§ **Task to complete**: Every line of the material is to be reproduced verbatim.

§ **Material for the task**:
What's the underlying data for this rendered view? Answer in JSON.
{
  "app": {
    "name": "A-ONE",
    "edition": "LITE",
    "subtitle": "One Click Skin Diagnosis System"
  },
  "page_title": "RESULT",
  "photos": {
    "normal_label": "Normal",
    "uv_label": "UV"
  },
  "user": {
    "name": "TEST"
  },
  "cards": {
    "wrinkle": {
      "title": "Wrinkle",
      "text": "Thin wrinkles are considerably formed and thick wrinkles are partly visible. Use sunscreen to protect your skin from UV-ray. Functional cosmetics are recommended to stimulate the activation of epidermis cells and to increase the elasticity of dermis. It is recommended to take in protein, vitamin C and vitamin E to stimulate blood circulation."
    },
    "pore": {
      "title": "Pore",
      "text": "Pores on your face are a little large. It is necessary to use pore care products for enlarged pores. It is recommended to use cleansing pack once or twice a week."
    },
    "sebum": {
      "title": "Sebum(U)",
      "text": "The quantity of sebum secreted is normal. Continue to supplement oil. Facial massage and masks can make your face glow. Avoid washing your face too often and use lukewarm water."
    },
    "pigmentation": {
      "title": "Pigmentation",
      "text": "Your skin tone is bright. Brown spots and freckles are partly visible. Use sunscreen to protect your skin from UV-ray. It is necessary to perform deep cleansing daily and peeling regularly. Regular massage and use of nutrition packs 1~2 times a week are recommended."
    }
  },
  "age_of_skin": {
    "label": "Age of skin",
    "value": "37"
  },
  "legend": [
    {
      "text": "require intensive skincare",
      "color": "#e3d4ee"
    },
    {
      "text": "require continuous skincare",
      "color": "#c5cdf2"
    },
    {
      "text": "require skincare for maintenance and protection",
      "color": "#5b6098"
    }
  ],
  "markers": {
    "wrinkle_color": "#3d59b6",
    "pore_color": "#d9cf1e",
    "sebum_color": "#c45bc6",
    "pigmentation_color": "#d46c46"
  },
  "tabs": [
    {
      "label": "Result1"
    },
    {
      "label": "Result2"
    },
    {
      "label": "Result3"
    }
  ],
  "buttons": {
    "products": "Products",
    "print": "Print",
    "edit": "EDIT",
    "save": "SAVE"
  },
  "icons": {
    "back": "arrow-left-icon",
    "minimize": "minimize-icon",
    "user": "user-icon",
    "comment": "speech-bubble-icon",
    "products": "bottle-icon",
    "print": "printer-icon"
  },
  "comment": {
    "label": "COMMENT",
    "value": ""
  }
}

§ **Solution below**:
What's the underlying data for this rendered view? Answer in JSON.
{
  "app": {
    "name": "A-ONE",
    "edition": "LITE",
    "subtitle": "One Click Skin Diagnosis System"
  },
  "page_title": "RESULT",
  "photos": {
    "normal_label": "Normal",
    "uv_label": "UV"
  },
  "user": {
    "name": "TEST"
  },
  "cards": {
    "wrinkle": {
      "title": "Wrinkle",
      "text": "Thin wrinkles are considerably formed and thick wrinkles are partly visible. Use sunscreen to protect your skin from UV-ray. Functional cosmetics are recommended to stimulate the activation of epidermis cells and to increase the elasticity of dermis. It is recommended to take in protein, vitamin C and vitamin E to stimulate blood circulation."
    },
    "pore": {
      "title": "Pore",
      "text": "Pores on your face are a little large. It is necessary to use pore care products for enlarged pores. It is recommended to use cleansing pack once or twice a week."
    },
    "sebum": {
      "title": "Sebum(U)",
      "text": "The quantity of sebum secreted is normal. Continue to supplement oil. Facial massage and masks can make your face glow. Avoid washing your face too often and use lukewarm water."
    },
    "pigmentation": {
      "title": "Pigmentation",
      "text": "Your skin tone is bright. Brown spots and freckles are partly visible. Use sunscreen to protect your skin from UV-ray. It is necessary to perform deep cleansing daily and peeling regularly. Regular massage and use of nutrition packs 1~2 times a week are recommended."
    }
  },
  "age_of_skin": {
    "label": "Age of skin",
    "value": "37"
  },
  "legend": [
    {
      "text": "require intensive skincare",
      "color": "#e3d4ee"
    },
    {
      "text": "require continuous skincare",
      "color": "#c5cdf2"
    },
    {
      "text": "require skincare for maintenance and protection",
      "color": "#5b6098"
    }
  ],
  "markers": {
    "wrinkle_color": "#3d59b6",
    "pore_color": "#d9cf1e",
    "sebum_color": "#c45bc6",
    "pigmentation_color": "#d46c46"
  },
  "tabs": [
    {
      "label": "Result1"
    },
    {
      "label": "Result2"
    },
    {
      "label": "Result3"
    }
  ],
  "buttons": {
    "products": "Products",
    "print": "Print",
    "edit": "EDIT",
    "save": "SAVE"
  },
  "icons": {
    "back": "arrow-left-icon",
    "minimize": "minimize-icon",
    "user": "user-icon",
    "comment": "speech-bubble-icon",
    "products": "bottle-icon",
    "print": "printer-icon"
  },
  "comment": {
    "label": "COMMENT",
    "value": ""
  }
}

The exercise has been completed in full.